[start]

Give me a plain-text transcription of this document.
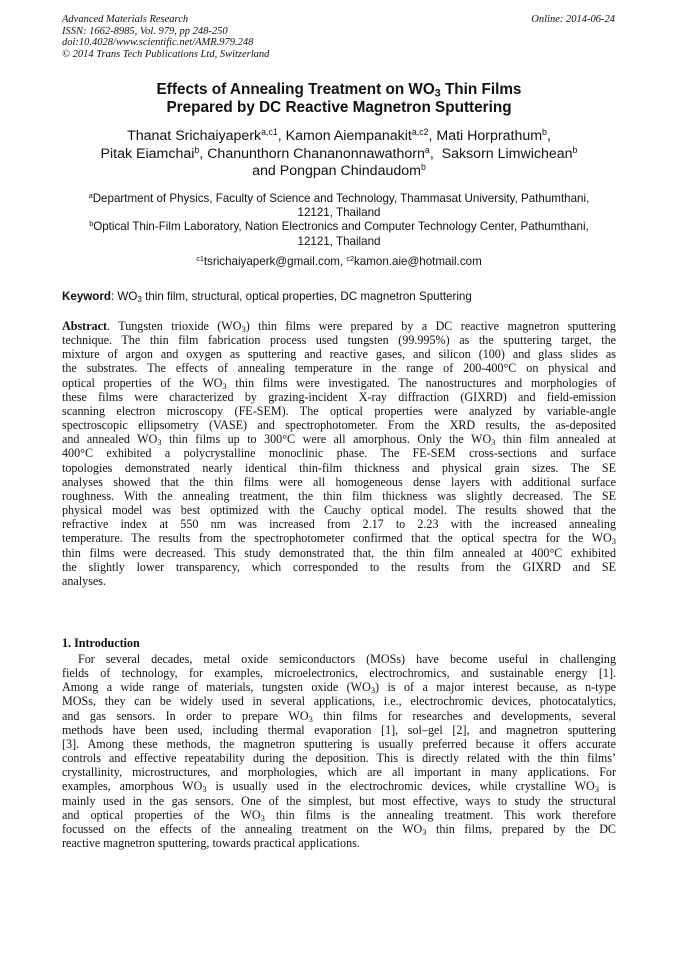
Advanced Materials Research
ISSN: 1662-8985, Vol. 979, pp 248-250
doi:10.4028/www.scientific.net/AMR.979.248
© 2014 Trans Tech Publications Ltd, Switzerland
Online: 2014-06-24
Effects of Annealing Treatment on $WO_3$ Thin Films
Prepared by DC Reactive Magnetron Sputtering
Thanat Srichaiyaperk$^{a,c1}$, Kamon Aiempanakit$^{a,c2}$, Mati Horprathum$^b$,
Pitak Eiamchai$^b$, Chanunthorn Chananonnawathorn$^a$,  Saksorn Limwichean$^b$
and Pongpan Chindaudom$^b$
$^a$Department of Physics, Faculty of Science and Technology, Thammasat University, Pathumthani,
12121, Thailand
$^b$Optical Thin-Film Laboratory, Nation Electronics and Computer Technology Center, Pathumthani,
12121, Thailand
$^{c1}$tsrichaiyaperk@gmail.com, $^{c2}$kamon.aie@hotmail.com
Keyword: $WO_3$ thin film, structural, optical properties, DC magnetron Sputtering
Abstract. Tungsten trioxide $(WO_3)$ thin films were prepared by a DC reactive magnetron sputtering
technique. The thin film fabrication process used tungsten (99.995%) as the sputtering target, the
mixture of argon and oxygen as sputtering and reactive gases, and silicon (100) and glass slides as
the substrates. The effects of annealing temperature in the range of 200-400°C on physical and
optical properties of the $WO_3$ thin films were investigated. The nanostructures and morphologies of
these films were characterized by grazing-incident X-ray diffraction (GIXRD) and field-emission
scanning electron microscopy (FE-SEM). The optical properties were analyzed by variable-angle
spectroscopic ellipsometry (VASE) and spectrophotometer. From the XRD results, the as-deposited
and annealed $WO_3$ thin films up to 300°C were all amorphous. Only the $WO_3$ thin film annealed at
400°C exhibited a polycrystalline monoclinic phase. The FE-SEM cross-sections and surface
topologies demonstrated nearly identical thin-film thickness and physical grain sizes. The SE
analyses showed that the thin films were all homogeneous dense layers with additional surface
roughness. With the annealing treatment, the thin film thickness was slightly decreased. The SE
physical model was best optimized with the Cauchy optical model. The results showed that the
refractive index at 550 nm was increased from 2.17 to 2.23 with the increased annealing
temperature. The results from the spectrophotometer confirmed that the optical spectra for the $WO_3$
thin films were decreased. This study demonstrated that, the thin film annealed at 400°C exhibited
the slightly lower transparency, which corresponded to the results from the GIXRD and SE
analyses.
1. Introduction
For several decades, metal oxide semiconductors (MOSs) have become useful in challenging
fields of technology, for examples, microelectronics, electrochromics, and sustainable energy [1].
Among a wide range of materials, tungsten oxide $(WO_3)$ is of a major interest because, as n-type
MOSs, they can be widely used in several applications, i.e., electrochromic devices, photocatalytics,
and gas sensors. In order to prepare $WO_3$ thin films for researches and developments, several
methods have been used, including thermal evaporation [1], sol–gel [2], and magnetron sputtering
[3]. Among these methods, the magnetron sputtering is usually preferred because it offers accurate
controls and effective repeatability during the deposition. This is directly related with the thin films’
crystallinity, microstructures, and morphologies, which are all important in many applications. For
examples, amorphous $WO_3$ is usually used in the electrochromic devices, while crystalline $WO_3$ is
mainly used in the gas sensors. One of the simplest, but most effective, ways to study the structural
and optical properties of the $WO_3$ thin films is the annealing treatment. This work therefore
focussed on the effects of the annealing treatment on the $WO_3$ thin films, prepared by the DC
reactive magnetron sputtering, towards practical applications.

[end]

## EXERCISE OBJECTIVE
Find every line above that contains the word "spectrophotometer", and return each one.

## EXERCISE SOLUTION
spectroscopic ellipsometry (VASE) and spectrophotometer. From the XRD results, the as-deposited
temperature. The results from the spectrophotometer confirmed that the optical spectra for the $WO_3$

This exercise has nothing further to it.